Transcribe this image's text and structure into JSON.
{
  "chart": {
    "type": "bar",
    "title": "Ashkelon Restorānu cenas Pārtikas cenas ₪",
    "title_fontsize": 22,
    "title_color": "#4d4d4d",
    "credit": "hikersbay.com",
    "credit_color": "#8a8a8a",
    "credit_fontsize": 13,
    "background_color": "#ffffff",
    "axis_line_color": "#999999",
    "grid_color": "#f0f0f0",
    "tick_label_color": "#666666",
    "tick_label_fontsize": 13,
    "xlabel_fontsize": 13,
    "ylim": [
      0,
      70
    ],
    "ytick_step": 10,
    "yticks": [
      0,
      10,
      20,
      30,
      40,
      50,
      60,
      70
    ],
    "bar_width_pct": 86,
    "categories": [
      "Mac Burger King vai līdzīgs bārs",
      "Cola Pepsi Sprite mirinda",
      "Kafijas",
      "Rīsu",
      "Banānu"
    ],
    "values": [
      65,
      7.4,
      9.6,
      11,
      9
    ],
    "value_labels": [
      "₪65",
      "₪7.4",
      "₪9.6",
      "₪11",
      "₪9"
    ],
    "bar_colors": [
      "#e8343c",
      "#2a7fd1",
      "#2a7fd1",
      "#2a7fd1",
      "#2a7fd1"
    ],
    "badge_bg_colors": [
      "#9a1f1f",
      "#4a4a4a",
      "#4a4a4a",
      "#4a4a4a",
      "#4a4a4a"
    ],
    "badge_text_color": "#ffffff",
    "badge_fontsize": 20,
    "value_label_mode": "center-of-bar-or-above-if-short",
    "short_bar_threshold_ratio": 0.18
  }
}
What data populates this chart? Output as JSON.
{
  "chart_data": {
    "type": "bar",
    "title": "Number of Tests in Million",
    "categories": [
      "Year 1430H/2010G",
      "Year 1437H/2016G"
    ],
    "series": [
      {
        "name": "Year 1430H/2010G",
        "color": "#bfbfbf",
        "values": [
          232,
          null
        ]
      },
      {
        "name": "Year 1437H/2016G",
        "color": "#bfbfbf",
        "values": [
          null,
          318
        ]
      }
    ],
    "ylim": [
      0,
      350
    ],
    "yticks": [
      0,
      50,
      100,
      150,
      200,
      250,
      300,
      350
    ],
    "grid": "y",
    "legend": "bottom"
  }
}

▶ _WHAT IS NEEDED_
Each record above should be output again exactly.

▶ _RESULT OF THE EXERCISE_
Transcribe this image's text and structure into JSON.
{
  "chart": {
    "type": "bar",
    "title": "Ashkelon Restorānu cenas Pārtikas cenas ₪",
    "title_fontsize": 22,
    "title_color": "#4d4d4d",
    "credit": "hikersbay.com",
    "credit_color": "#8a8a8a",
    "credit_fontsize": 13,
    "background_color": "#ffffff",
    "axis_line_color": "#999999",
    "grid_color": "#f0f0f0",
    "tick_label_color": "#666666",
    "tick_label_fontsize": 13,
    "xlabel_fontsize": 13,
    "ylim": [
      0,
      70
    ],
    "ytick_step": 10,
    "yticks": [
      0,
      10,
      20,
      30,
      40,
      50,
      60,
      70
    ],
    "bar_width_pct": 86,
    "categories": [
      "Mac Burger King vai līdzīgs bārs",
      "Cola Pepsi Sprite mirinda",
      "Kafijas",
      "Rīsu",
      "Banānu"
    ],
    "values": [
      65,
      7.4,
      9.6,
      11,
      9
    ],
    "value_labels": [
      "₪65",
      "₪7.4",
      "₪9.6",
      "₪11",
      "₪9"
    ],
    "bar_colors": [
      "#e8343c",
      "#2a7fd1",
      "#2a7fd1",
      "#2a7fd1",
      "#2a7fd1"
    ],
    "badge_bg_colors": [
      "#9a1f1f",
      "#4a4a4a",
      "#4a4a4a",
      "#4a4a4a",
      "#4a4a4a"
    ],
    "badge_text_color": "#ffffff",
    "badge_fontsize": 20,
    "value_label_mode": "center-of-bar-or-above-if-short",
    "short_bar_threshold_ratio": 0.18
  }
}
What data populates this chart? Output as JSON.
{
  "chart_data": {
    "type": "bar",
    "title": "Number of Tests in Million",
    "categories": [
      "Year 1430H/2010G",
      "Year 1437H/2016G"
    ],
    "series": [
      {
        "name": "Year 1430H/2010G",
        "color": "#bfbfbf",
        "values": [
          232,
          null
        ]
      },
      {
        "name": "Year 1437H/2016G",
        "color": "#bfbfbf",
        "values": [
          null,
          318
        ]
      }
    ],
    "ylim": [
      0,
      350
    ],
    "yticks": [
      0,
      50,
      100,
      150,
      200,
      250,
      300,
      350
    ],
    "grid": "y",
    "legend": "bottom"
  }
}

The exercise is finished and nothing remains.